• [Dataset rows]:
= = = =

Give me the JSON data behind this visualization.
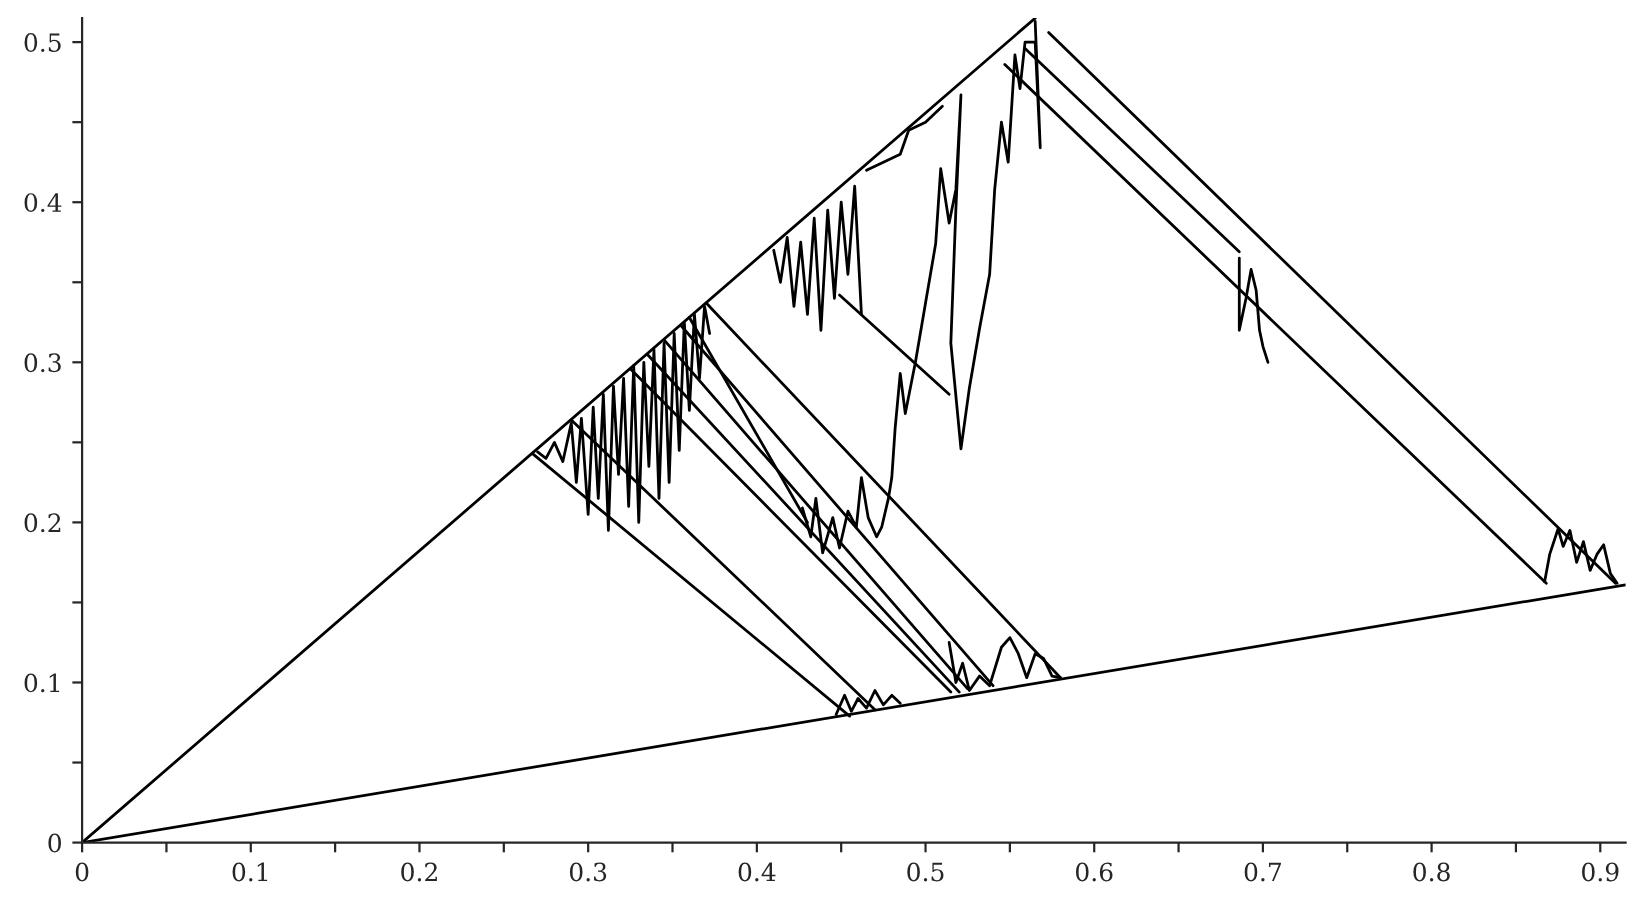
{
  "chart_data": {
    "type": "line",
    "xlim": [
      0,
      0.915
    ],
    "ylim": [
      0,
      0.515
    ],
    "xticks": [
      0,
      {
        "value": 0.05,
        "label": null
      },
      0.1,
      {
        "value": 0.15,
        "label": null
      },
      0.2,
      {
        "value": 0.25,
        "label": null
      },
      0.3,
      {
        "value": 0.35,
        "label": null
      },
      0.4,
      {
        "value": 0.45,
        "label": null
      },
      0.5,
      {
        "value": 0.55,
        "label": null
      },
      0.6,
      {
        "value": 0.65,
        "label": null
      },
      0.7,
      {
        "value": 0.75,
        "label": null
      },
      0.8,
      {
        "value": 0.85,
        "label": null
      },
      0.9
    ],
    "yticks": [
      0,
      {
        "value": 0.05,
        "label": null
      },
      0.1,
      {
        "value": 0.15,
        "label": null
      },
      0.2,
      {
        "value": 0.25,
        "label": null
      },
      0.3,
      {
        "value": 0.35,
        "label": null
      },
      0.4,
      {
        "value": 0.45,
        "label": null
      },
      0.5
    ],
    "grid": false,
    "legend": false,
    "marker": "none",
    "line_style": "solid",
    "series": [
      {
        "color": "#000000",
        "x": [
          0,
          0.565
        ],
        "values": [
          0,
          0.515
        ]
      },
      {
        "color": "#000000",
        "x": [
          0,
          0.915
        ],
        "values": [
          0,
          0.161
        ]
      },
      {
        "color": "#000000",
        "x": [
          0.27,
          0.275,
          0.28,
          0.285,
          0.29,
          0.293,
          0.296,
          0.3,
          0.303,
          0.306,
          0.309,
          0.312,
          0.315,
          0.318,
          0.321,
          0.324,
          0.327,
          0.33,
          0.333,
          0.336,
          0.339,
          0.342,
          0.345,
          0.348,
          0.351,
          0.354,
          0.357,
          0.36,
          0.363,
          0.366,
          0.369,
          0.372
        ],
        "values": [
          0.244,
          0.24,
          0.25,
          0.238,
          0.262,
          0.225,
          0.265,
          0.205,
          0.272,
          0.215,
          0.28,
          0.195,
          0.285,
          0.23,
          0.29,
          0.21,
          0.298,
          0.2,
          0.3,
          0.235,
          0.308,
          0.215,
          0.312,
          0.225,
          0.318,
          0.245,
          0.325,
          0.27,
          0.33,
          0.29,
          0.335,
          0.318
        ]
      },
      {
        "color": "#000000",
        "x": [
          0.41,
          0.414,
          0.418,
          0.422,
          0.426,
          0.43,
          0.434,
          0.438,
          0.442,
          0.446,
          0.45,
          0.454,
          0.458,
          0.462
        ],
        "values": [
          0.37,
          0.35,
          0.378,
          0.335,
          0.375,
          0.33,
          0.39,
          0.32,
          0.395,
          0.34,
          0.4,
          0.355,
          0.41,
          0.33
        ]
      },
      {
        "color": "#000000",
        "x": [
          0.465,
          0.475,
          0.485,
          0.49,
          0.5,
          0.505,
          0.51
        ],
        "values": [
          0.42,
          0.425,
          0.43,
          0.445,
          0.45,
          0.455,
          0.46
        ]
      },
      {
        "color": "#000000",
        "x": [
          0.427,
          0.432,
          0.435,
          0.439,
          0.445,
          0.449,
          0.454,
          0.459,
          0.462,
          0.466,
          0.471,
          0.474,
          0.478,
          0.48,
          0.482,
          0.485,
          0.488,
          0.494,
          0.5,
          0.506,
          0.509,
          0.514,
          0.518,
          0.521,
          0.518,
          0.515,
          0.521,
          0.526,
          0.532,
          0.538,
          0.541,
          0.545,
          0.549,
          0.553,
          0.556,
          0.559,
          0.565,
          0.568,
          0.565
        ],
        "values": [
          0.209,
          0.191,
          0.215,
          0.181,
          0.203,
          0.184,
          0.207,
          0.197,
          0.228,
          0.203,
          0.191,
          0.197,
          0.215,
          0.228,
          0.259,
          0.293,
          0.268,
          0.3,
          0.337,
          0.374,
          0.421,
          0.387,
          0.408,
          0.467,
          0.396,
          0.312,
          0.246,
          0.284,
          0.321,
          0.355,
          0.408,
          0.45,
          0.425,
          0.492,
          0.471,
          0.5,
          0.5,
          0.434,
          0.513
        ]
      },
      {
        "color": "#000000",
        "x": [
          0.447,
          0.452,
          0.456,
          0.46,
          0.465,
          0.47,
          0.475,
          0.48,
          0.485
        ],
        "values": [
          0.08,
          0.092,
          0.082,
          0.09,
          0.084,
          0.095,
          0.086,
          0.092,
          0.087
        ]
      },
      {
        "color": "#000000",
        "x": [
          0.514,
          0.518,
          0.522,
          0.526,
          0.532,
          0.538,
          0.545,
          0.55,
          0.555,
          0.56,
          0.565,
          0.57,
          0.575,
          0.58
        ],
        "values": [
          0.125,
          0.1,
          0.112,
          0.095,
          0.104,
          0.098,
          0.122,
          0.128,
          0.118,
          0.103,
          0.118,
          0.115,
          0.104,
          0.103
        ]
      },
      {
        "color": "#000000",
        "x": [
          0.867,
          0.87,
          0.875,
          0.878,
          0.882,
          0.886,
          0.89,
          0.894,
          0.898,
          0.902,
          0.906,
          0.91
        ],
        "values": [
          0.163,
          0.18,
          0.196,
          0.185,
          0.195,
          0.175,
          0.188,
          0.17,
          0.18,
          0.186,
          0.168,
          0.162
        ]
      },
      {
        "color": "#000000",
        "x": [
          0.686,
          0.686,
          0.69,
          0.693,
          0.696,
          0.698,
          0.7,
          0.703
        ],
        "values": [
          0.365,
          0.32,
          0.34,
          0.358,
          0.345,
          0.32,
          0.31,
          0.3
        ]
      },
      {
        "color": "#000000",
        "x": [
          0.267,
          0.455
        ],
        "values": [
          0.243,
          0.079
        ]
      },
      {
        "color": "#000000",
        "x": [
          0.29,
          0.47
        ],
        "values": [
          0.264,
          0.083
        ]
      },
      {
        "color": "#000000",
        "x": [
          0.325,
          0.515
        ],
        "values": [
          0.296,
          0.094
        ]
      },
      {
        "color": "#000000",
        "x": [
          0.335,
          0.52
        ],
        "values": [
          0.305,
          0.094
        ]
      },
      {
        "color": "#000000",
        "x": [
          0.345,
          0.525
        ],
        "values": [
          0.314,
          0.096
        ]
      },
      {
        "color": "#000000",
        "x": [
          0.355,
          0.54
        ],
        "values": [
          0.323,
          0.098
        ]
      },
      {
        "color": "#000000",
        "x": [
          0.37,
          0.58
        ],
        "values": [
          0.337,
          0.103
        ]
      },
      {
        "color": "#000000",
        "x": [
          0.36,
          0.43
        ],
        "values": [
          0.328,
          0.2
        ]
      },
      {
        "color": "#000000",
        "x": [
          0.449,
          0.514
        ],
        "values": [
          0.342,
          0.28
        ]
      },
      {
        "color": "#000000",
        "x": [
          0.573,
          0.909
        ],
        "values": [
          0.506,
          0.162
        ]
      },
      {
        "color": "#000000",
        "x": [
          0.559,
          0.686
        ],
        "values": [
          0.496,
          0.369
        ]
      },
      {
        "color": "#000000",
        "x": [
          0.547,
          0.868
        ],
        "values": [
          0.486,
          0.162
        ]
      }
    ]
  }
}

= = = =

Each line in the records above should be reproduced exactly; images are not copied.

• [Answer to the task]:
Give me the JSON data behind this visualization.
{
  "chart_data": {
    "type": "line",
    "xlim": [
      0,
      0.915
    ],
    "ylim": [
      0,
      0.515
    ],
    "xticks": [
      0,
      {
        "value": 0.05,
        "label": null
      },
      0.1,
      {
        "value": 0.15,
        "label": null
      },
      0.2,
      {
        "value": 0.25,
        "label": null
      },
      0.3,
      {
        "value": 0.35,
        "label": null
      },
      0.4,
      {
        "value": 0.45,
        "label": null
      },
      0.5,
      {
        "value": 0.55,
        "label": null
      },
      0.6,
      {
        "value": 0.65,
        "label": null
      },
      0.7,
      {
        "value": 0.75,
        "label": null
      },
      0.8,
      {
        "value": 0.85,
        "label": null
      },
      0.9
    ],
    "yticks": [
      0,
      {
        "value": 0.05,
        "label": null
      },
      0.1,
      {
        "value": 0.15,
        "label": null
      },
      0.2,
      {
        "value": 0.25,
        "label": null
      },
      0.3,
      {
        "value": 0.35,
        "label": null
      },
      0.4,
      {
        "value": 0.45,
        "label": null
      },
      0.5
    ],
    "grid": false,
    "legend": false,
    "marker": "none",
    "line_style": "solid",
    "series": [
      {
        "color": "#000000",
        "x": [
          0,
          0.565
        ],
        "values": [
          0,
          0.515
        ]
      },
      {
        "color": "#000000",
        "x": [
          0,
          0.915
        ],
        "values": [
          0,
          0.161
        ]
      },
      {
        "color": "#000000",
        "x": [
          0.27,
          0.275,
          0.28,
          0.285,
          0.29,
          0.293,
          0.296,
          0.3,
          0.303,
          0.306,
          0.309,
          0.312,
          0.315,
          0.318,
          0.321,
          0.324,
          0.327,
          0.33,
          0.333,
          0.336,
          0.339,
          0.342,
          0.345,
          0.348,
          0.351,
          0.354,
          0.357,
          0.36,
          0.363,
          0.366,
          0.369,
          0.372
        ],
        "values": [
          0.244,
          0.24,
          0.25,
          0.238,
          0.262,
          0.225,
          0.265,
          0.205,
          0.272,
          0.215,
          0.28,
          0.195,
          0.285,
          0.23,
          0.29,
          0.21,
          0.298,
          0.2,
          0.3,
          0.235,
          0.308,
          0.215,
          0.312,
          0.225,
          0.318,
          0.245,
          0.325,
          0.27,
          0.33,
          0.29,
          0.335,
          0.318
        ]
      },
      {
        "color": "#000000",
        "x": [
          0.41,
          0.414,
          0.418,
          0.422,
          0.426,
          0.43,
          0.434,
          0.438,
          0.442,
          0.446,
          0.45,
          0.454,
          0.458,
          0.462
        ],
        "values": [
          0.37,
          0.35,
          0.378,
          0.335,
          0.375,
          0.33,
          0.39,
          0.32,
          0.395,
          0.34,
          0.4,
          0.355,
          0.41,
          0.33
        ]
      },
      {
        "color": "#000000",
        "x": [
          0.465,
          0.475,
          0.485,
          0.49,
          0.5,
          0.505,
          0.51
        ],
        "values": [
          0.42,
          0.425,
          0.43,
          0.445,
          0.45,
          0.455,
          0.46
        ]
      },
      {
        "color": "#000000",
        "x": [
          0.427,
          0.432,
          0.435,
          0.439,
          0.445,
          0.449,
          0.454,
          0.459,
          0.462,
          0.466,
          0.471,
          0.474,
          0.478,
          0.48,
          0.482,
          0.485,
          0.488,
          0.494,
          0.5,
          0.506,
          0.509,
          0.514,
          0.518,
          0.521,
          0.518,
          0.515,
          0.521,
          0.526,
          0.532,
          0.538,
          0.541,
          0.545,
          0.549,
          0.553,
          0.556,
          0.559,
          0.565,
          0.568,
          0.565
        ],
        "values": [
          0.209,
          0.191,
          0.215,
          0.181,
          0.203,
          0.184,
          0.207,
          0.197,
          0.228,
          0.203,
          0.191,
          0.197,
          0.215,
          0.228,
          0.259,
          0.293,
          0.268,
          0.3,
          0.337,
          0.374,
          0.421,
          0.387,
          0.408,
          0.467,
          0.396,
          0.312,
          0.246,
          0.284,
          0.321,
          0.355,
          0.408,
          0.45,
          0.425,
          0.492,
          0.471,
          0.5,
          0.5,
          0.434,
          0.513
        ]
      },
      {
        "color": "#000000",
        "x": [
          0.447,
          0.452,
          0.456,
          0.46,
          0.465,
          0.47,
          0.475,
          0.48,
          0.485
        ],
        "values": [
          0.08,
          0.092,
          0.082,
          0.09,
          0.084,
          0.095,
          0.086,
          0.092,
          0.087
        ]
      },
      {
        "color": "#000000",
        "x": [
          0.514,
          0.518,
          0.522,
          0.526,
          0.532,
          0.538,
          0.545,
          0.55,
          0.555,
          0.56,
          0.565,
          0.57,
          0.575,
          0.58
        ],
        "values": [
          0.125,
          0.1,
          0.112,
          0.095,
          0.104,
          0.098,
          0.122,
          0.128,
          0.118,
          0.103,
          0.118,
          0.115,
          0.104,
          0.103
        ]
      },
      {
        "color": "#000000",
        "x": [
          0.867,
          0.87,
          0.875,
          0.878,
          0.882,
          0.886,
          0.89,
          0.894,
          0.898,
          0.902,
          0.906,
          0.91
        ],
        "values": [
          0.163,
          0.18,
          0.196,
          0.185,
          0.195,
          0.175,
          0.188,
          0.17,
          0.18,
          0.186,
          0.168,
          0.162
        ]
      },
      {
        "color": "#000000",
        "x": [
          0.686,
          0.686,
          0.69,
          0.693,
          0.696,
          0.698,
          0.7,
          0.703
        ],
        "values": [
          0.365,
          0.32,
          0.34,
          0.358,
          0.345,
          0.32,
          0.31,
          0.3
        ]
      },
      {
        "color": "#000000",
        "x": [
          0.267,
          0.455
        ],
        "values": [
          0.243,
          0.079
        ]
      },
      {
        "color": "#000000",
        "x": [
          0.29,
          0.47
        ],
        "values": [
          0.264,
          0.083
        ]
      },
      {
        "color": "#000000",
        "x": [
          0.325,
          0.515
        ],
        "values": [
          0.296,
          0.094
        ]
      },
      {
        "color": "#000000",
        "x": [
          0.335,
          0.52
        ],
        "values": [
          0.305,
          0.094
        ]
      },
      {
        "color": "#000000",
        "x": [
          0.345,
          0.525
        ],
        "values": [
          0.314,
          0.096
        ]
      },
      {
        "color": "#000000",
        "x": [
          0.355,
          0.54
        ],
        "values": [
          0.323,
          0.098
        ]
      },
      {
        "color": "#000000",
        "x": [
          0.37,
          0.58
        ],
        "values": [
          0.337,
          0.103
        ]
      },
      {
        "color": "#000000",
        "x": [
          0.36,
          0.43
        ],
        "values": [
          0.328,
          0.2
        ]
      },
      {
        "color": "#000000",
        "x": [
          0.449,
          0.514
        ],
        "values": [
          0.342,
          0.28
        ]
      },
      {
        "color": "#000000",
        "x": [
          0.573,
          0.909
        ],
        "values": [
          0.506,
          0.162
        ]
      },
      {
        "color": "#000000",
        "x": [
          0.559,
          0.686
        ],
        "values": [
          0.496,
          0.369
        ]
      },
      {
        "color": "#000000",
        "x": [
          0.547,
          0.868
        ],
        "values": [
          0.486,
          0.162
        ]
      }
    ]
  }
}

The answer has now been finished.